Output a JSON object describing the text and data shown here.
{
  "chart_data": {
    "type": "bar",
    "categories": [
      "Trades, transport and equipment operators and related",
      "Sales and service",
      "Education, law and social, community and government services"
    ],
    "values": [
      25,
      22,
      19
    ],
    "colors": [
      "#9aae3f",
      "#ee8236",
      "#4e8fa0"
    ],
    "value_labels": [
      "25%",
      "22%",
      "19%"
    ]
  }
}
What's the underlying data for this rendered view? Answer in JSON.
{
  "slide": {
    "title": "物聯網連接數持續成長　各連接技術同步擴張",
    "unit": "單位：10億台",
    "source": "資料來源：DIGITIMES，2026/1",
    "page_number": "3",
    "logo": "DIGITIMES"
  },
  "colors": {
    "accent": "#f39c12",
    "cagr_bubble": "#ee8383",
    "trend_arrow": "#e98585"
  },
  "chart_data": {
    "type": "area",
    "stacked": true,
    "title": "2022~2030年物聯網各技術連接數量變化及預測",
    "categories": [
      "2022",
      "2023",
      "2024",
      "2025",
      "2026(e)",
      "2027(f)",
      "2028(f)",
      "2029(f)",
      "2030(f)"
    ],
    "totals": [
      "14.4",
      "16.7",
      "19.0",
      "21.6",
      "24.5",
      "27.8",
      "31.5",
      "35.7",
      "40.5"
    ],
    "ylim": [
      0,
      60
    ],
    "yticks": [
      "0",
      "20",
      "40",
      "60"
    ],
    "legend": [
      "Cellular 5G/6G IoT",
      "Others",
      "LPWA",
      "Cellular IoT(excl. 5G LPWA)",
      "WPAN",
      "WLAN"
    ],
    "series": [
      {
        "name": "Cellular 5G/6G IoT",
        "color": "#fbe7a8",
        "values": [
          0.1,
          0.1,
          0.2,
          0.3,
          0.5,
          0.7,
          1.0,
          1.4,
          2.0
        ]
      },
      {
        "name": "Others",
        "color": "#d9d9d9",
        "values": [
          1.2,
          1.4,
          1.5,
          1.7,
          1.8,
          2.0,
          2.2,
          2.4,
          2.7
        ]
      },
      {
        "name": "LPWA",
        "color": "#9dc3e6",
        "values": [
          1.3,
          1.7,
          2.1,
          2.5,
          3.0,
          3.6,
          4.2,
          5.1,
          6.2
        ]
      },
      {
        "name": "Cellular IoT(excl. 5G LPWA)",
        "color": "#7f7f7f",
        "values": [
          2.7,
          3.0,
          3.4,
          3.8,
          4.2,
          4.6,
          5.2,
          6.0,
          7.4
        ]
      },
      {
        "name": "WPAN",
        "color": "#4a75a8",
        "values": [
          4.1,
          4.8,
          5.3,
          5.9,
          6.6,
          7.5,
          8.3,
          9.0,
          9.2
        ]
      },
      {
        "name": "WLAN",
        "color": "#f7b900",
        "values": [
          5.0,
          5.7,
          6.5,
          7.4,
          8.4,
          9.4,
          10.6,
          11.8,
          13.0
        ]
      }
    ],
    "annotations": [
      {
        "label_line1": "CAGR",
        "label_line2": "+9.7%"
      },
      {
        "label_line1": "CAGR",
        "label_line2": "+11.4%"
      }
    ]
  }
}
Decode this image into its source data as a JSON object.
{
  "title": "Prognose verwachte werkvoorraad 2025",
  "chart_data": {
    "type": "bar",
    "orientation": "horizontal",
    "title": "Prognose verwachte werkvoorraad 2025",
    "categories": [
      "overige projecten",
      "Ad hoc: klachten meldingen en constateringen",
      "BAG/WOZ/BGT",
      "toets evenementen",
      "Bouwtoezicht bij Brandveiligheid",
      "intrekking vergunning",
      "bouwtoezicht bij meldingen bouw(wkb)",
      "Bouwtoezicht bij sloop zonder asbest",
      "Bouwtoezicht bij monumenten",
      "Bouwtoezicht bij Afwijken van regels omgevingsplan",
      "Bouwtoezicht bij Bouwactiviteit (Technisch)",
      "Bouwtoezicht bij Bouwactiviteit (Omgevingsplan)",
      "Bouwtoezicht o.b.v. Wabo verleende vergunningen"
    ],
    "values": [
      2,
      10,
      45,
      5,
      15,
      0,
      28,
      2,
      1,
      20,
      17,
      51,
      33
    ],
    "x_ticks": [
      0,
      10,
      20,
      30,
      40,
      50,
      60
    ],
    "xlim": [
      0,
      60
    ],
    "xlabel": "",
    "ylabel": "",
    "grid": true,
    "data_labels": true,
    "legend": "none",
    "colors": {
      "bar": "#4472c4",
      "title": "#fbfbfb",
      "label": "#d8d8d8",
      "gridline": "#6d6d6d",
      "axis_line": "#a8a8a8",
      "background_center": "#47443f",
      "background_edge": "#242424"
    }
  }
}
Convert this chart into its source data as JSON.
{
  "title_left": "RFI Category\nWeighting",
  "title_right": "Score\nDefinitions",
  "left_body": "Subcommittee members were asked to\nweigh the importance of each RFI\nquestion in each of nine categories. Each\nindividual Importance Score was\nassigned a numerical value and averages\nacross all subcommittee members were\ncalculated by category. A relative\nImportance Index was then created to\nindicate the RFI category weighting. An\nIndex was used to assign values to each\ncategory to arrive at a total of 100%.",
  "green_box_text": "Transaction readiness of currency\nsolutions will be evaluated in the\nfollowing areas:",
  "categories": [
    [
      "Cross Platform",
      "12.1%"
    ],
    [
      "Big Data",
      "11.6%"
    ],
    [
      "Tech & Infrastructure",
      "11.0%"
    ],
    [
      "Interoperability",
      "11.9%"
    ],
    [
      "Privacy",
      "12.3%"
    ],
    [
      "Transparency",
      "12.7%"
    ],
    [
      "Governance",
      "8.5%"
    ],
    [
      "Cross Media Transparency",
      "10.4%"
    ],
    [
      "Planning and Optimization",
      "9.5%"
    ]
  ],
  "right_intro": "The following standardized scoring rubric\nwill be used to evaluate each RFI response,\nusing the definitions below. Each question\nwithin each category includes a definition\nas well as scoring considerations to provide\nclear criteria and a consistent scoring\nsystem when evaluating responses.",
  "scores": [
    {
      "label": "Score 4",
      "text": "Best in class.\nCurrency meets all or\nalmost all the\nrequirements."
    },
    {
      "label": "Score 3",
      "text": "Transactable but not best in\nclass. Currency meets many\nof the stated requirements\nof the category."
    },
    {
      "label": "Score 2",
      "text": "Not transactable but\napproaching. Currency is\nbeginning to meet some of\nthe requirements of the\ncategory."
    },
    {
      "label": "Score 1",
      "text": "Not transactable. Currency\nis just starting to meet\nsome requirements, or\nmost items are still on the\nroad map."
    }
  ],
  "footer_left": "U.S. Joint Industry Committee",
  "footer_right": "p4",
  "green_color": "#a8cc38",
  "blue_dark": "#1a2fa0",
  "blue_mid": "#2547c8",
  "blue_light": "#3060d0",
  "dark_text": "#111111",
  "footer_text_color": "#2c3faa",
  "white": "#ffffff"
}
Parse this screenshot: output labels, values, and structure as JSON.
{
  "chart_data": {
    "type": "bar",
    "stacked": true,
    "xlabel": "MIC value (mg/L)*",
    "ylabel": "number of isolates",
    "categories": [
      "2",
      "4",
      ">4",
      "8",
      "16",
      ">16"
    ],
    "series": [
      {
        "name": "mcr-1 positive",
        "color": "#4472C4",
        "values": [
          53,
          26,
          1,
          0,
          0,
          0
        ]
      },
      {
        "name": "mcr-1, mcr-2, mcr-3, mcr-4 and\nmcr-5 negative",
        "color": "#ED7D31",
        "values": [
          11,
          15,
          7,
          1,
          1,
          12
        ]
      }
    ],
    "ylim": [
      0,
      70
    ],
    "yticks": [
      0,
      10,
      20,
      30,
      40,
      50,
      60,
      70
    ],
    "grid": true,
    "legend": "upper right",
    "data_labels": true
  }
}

[WRITTEN PROBLEM] Take every line containing the word "legend" and copy it.

[WORKED ANSWER]
    "legend": [
    "legend": "none",
    "legend": "upper right",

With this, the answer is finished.